TASK OBJECTIVE: Give the count of lines in the data that include the string "title", with no added remarks.

○ ○ ○ ○ ○ ○ ○

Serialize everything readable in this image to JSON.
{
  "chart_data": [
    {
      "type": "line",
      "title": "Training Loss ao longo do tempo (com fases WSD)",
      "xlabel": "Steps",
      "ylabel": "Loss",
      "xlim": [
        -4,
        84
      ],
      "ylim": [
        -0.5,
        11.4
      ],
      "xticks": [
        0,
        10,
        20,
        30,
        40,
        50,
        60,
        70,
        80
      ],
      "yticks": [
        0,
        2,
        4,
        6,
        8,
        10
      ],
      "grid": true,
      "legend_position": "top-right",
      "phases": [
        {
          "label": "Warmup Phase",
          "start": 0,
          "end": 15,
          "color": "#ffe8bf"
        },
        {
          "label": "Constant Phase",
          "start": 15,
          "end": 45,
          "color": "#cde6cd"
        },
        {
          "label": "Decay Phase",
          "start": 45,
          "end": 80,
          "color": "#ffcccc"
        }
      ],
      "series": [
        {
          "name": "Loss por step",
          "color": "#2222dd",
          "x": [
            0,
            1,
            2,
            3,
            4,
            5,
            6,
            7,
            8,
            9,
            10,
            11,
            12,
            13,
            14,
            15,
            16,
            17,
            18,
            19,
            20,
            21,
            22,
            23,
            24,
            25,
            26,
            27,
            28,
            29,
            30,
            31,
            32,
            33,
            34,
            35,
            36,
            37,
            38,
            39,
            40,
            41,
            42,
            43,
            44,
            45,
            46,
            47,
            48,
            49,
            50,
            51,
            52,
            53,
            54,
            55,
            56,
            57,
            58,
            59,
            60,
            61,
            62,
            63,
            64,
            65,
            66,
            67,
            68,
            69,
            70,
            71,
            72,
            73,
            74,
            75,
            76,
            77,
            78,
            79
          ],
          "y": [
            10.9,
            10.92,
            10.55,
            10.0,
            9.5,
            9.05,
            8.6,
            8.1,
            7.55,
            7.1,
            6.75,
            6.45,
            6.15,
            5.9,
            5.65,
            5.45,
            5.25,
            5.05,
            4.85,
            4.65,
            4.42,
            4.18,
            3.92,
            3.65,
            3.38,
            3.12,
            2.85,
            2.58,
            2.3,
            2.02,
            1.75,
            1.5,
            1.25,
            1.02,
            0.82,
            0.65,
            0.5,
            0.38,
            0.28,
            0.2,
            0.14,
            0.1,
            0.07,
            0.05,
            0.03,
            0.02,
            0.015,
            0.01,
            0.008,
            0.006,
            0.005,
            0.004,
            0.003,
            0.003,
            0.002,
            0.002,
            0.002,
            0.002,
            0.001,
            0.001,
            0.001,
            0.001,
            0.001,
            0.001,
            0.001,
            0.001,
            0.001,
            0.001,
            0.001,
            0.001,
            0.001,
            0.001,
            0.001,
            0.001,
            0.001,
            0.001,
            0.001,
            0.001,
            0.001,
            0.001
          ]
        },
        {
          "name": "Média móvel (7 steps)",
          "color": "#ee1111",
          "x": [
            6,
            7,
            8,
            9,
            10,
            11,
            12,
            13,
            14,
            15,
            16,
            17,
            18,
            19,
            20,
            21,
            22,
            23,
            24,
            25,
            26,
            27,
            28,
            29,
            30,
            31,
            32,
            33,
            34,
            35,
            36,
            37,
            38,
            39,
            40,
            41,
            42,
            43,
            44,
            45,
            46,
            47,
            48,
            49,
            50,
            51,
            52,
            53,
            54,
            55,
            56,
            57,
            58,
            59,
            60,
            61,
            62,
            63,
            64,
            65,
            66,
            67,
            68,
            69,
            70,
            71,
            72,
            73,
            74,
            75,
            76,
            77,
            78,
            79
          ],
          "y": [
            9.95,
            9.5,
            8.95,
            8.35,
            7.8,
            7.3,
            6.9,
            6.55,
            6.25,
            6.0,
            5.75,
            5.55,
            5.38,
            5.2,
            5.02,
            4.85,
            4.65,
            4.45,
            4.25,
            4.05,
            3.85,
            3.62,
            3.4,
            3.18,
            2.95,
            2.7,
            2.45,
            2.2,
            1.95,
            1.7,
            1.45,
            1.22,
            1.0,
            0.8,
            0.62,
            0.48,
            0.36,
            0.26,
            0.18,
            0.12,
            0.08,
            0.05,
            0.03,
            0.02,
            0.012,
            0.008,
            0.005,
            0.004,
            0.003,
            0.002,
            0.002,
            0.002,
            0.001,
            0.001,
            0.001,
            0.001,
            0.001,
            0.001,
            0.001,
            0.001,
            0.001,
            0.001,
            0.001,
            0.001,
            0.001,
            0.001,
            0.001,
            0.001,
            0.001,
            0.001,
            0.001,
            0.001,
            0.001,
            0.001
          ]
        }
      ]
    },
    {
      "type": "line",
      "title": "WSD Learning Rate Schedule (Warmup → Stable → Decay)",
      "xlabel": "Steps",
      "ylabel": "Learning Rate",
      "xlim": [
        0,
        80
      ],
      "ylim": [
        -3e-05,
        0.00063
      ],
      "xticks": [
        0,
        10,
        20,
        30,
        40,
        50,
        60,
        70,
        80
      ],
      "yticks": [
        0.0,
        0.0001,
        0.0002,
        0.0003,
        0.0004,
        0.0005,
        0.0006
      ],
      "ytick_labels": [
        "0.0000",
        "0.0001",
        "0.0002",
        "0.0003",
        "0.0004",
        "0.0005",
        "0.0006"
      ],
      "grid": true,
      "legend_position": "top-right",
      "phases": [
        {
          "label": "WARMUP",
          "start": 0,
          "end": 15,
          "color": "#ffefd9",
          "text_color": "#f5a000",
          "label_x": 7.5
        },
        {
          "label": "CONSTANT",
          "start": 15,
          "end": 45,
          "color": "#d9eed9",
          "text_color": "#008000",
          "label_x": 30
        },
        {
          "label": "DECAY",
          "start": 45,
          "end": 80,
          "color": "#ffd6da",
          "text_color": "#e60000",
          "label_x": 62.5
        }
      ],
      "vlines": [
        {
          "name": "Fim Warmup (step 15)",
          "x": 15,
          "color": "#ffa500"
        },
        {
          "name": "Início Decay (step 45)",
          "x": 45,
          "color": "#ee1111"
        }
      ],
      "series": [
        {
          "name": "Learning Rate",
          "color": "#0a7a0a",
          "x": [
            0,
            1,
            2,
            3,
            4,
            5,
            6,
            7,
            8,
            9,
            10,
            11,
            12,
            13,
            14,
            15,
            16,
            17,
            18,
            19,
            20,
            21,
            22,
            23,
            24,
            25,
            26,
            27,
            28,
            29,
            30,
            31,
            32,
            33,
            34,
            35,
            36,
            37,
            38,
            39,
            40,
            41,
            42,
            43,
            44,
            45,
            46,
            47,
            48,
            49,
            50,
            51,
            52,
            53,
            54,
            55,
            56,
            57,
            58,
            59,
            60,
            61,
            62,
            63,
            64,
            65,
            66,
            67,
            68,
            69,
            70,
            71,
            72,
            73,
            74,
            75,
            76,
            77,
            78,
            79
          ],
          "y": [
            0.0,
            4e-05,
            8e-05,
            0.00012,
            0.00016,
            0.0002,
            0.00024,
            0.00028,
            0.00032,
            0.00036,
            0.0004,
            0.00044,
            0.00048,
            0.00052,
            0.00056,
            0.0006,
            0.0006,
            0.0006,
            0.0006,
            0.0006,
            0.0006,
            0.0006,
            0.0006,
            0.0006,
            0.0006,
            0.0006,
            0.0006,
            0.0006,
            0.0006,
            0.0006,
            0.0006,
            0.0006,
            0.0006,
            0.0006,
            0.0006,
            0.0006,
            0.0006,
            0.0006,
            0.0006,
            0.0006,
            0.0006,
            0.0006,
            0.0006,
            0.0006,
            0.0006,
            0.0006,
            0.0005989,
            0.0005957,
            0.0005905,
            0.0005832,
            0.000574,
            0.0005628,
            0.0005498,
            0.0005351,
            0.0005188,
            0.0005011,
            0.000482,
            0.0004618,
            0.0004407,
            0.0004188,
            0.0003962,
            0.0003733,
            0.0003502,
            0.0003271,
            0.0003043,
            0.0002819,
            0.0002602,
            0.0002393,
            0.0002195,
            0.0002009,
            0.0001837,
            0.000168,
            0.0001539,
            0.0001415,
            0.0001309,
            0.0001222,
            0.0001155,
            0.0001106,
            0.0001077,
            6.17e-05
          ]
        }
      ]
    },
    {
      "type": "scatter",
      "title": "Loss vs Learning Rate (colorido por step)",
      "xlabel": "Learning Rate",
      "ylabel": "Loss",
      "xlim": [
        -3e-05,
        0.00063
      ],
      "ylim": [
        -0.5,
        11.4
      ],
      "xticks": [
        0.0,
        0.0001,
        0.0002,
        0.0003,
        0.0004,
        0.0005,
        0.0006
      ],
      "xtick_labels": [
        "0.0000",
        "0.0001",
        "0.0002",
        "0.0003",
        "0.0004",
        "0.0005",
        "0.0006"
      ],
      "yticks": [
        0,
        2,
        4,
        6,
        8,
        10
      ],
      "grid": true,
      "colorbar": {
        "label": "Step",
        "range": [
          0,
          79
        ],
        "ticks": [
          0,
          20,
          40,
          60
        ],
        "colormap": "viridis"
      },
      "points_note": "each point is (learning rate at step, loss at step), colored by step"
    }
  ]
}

○ ○ ○ ○ ○ ○ ○

EXPECTED ANSWER: 3